* Data lines *

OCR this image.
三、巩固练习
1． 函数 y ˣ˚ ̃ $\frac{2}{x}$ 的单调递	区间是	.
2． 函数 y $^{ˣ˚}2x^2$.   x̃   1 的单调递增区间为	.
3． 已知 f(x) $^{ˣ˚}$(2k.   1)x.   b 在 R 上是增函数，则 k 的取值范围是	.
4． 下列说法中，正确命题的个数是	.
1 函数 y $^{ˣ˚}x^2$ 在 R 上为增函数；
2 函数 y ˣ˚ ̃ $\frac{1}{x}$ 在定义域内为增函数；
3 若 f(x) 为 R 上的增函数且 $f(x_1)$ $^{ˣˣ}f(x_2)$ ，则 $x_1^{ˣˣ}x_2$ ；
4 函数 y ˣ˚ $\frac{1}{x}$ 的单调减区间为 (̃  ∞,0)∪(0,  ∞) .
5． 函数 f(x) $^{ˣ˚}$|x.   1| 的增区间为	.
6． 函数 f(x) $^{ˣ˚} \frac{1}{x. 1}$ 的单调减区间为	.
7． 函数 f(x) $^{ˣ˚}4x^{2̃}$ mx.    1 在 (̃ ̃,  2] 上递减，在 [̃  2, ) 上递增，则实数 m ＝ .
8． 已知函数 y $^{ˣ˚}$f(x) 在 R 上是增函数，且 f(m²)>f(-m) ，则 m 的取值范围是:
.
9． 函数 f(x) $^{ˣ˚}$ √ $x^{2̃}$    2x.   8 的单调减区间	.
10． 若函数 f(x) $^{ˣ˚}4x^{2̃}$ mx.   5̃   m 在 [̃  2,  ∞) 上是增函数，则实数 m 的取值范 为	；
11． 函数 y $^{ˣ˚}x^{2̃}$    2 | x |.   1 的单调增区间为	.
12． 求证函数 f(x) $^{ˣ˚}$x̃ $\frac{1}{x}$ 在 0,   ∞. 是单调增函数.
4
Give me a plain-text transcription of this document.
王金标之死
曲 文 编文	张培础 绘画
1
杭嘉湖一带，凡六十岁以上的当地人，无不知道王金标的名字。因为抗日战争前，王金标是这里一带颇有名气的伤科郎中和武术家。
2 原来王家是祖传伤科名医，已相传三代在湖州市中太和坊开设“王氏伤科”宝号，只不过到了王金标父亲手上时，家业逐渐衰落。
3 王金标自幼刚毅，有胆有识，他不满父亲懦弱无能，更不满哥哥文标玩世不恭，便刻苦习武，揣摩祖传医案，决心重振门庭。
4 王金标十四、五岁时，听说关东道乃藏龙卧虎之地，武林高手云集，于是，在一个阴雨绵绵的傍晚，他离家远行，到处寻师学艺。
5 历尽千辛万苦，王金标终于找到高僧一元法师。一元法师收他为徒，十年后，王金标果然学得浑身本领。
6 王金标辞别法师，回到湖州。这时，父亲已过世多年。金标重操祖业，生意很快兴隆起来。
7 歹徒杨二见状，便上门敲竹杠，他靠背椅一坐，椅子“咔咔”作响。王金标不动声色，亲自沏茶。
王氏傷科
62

* The exercise *
Please set down each line of the records exactly as given.

* Answer *
OCR this image.
三、巩固练习
1． 函数 y ˣ˚ ̃ $\frac{2}{x}$ 的单调递	区间是	.
2． 函数 y $^{ˣ˚}2x^2$.   x̃   1 的单调递增区间为	.
3． 已知 f(x) $^{ˣ˚}$(2k.   1)x.   b 在 R 上是增函数，则 k 的取值范围是	.
4． 下列说法中，正确命题的个数是	.
1 函数 y $^{ˣ˚}x^2$ 在 R 上为增函数；
2 函数 y ˣ˚ ̃ $\frac{1}{x}$ 在定义域内为增函数；
3 若 f(x) 为 R 上的增函数且 $f(x_1)$ $^{ˣˣ}f(x_2)$ ，则 $x_1^{ˣˣ}x_2$ ；
4 函数 y ˣ˚ $\frac{1}{x}$ 的单调减区间为 (̃  ∞,0)∪(0,  ∞) .
5． 函数 f(x) $^{ˣ˚}$|x.   1| 的增区间为	.
6． 函数 f(x) $^{ˣ˚} \frac{1}{x. 1}$ 的单调减区间为	.
7． 函数 f(x) $^{ˣ˚}4x^{2̃}$ mx.    1 在 (̃ ̃,  2] 上递减，在 [̃  2, ) 上递增，则实数 m ＝ .
8． 已知函数 y $^{ˣ˚}$f(x) 在 R 上是增函数，且 f(m²)>f(-m) ，则 m 的取值范围是:
.
9． 函数 f(x) $^{ˣ˚}$ √ $x^{2̃}$    2x.   8 的单调减区间	.
10． 若函数 f(x) $^{ˣ˚}4x^{2̃}$ mx.   5̃   m 在 [̃  2,  ∞) 上是增函数，则实数 m 的取值范 为	；
11． 函数 y $^{ˣ˚}x^{2̃}$    2 | x |.   1 的单调增区间为	.
12． 求证函数 f(x) $^{ˣ˚}$x̃ $\frac{1}{x}$ 在 0,   ∞. 是单调增函数.
4
Give me a plain-text transcription of this document.
王金标之死
曲 文 编文	张培础 绘画
1
杭嘉湖一带，凡六十岁以上的当地人，无不知道王金标的名字。因为抗日战争前，王金标是这里一带颇有名气的伤科郎中和武术家。
2 原来王家是祖传伤科名医，已相传三代在湖州市中太和坊开设“王氏伤科”宝号，只不过到了王金标父亲手上时，家业逐渐衰落。
3 王金标自幼刚毅，有胆有识，他不满父亲懦弱无能，更不满哥哥文标玩世不恭，便刻苦习武，揣摩祖传医案，决心重振门庭。
4 王金标十四、五岁时，听说关东道乃藏龙卧虎之地，武林高手云集，于是，在一个阴雨绵绵的傍晚，他离家远行，到处寻师学艺。
5 历尽千辛万苦，王金标终于找到高僧一元法师。一元法师收他为徒，十年后，王金标果然学得浑身本领。
6 王金标辞别法师，回到湖州。这时，父亲已过世多年。金标重操祖业，生意很快兴隆起来。
7 歹徒杨二见状，便上门敲竹杠，他靠背椅一坐，椅子“咔咔”作响。王金标不动声色，亲自沏茶。
王氏傷科
62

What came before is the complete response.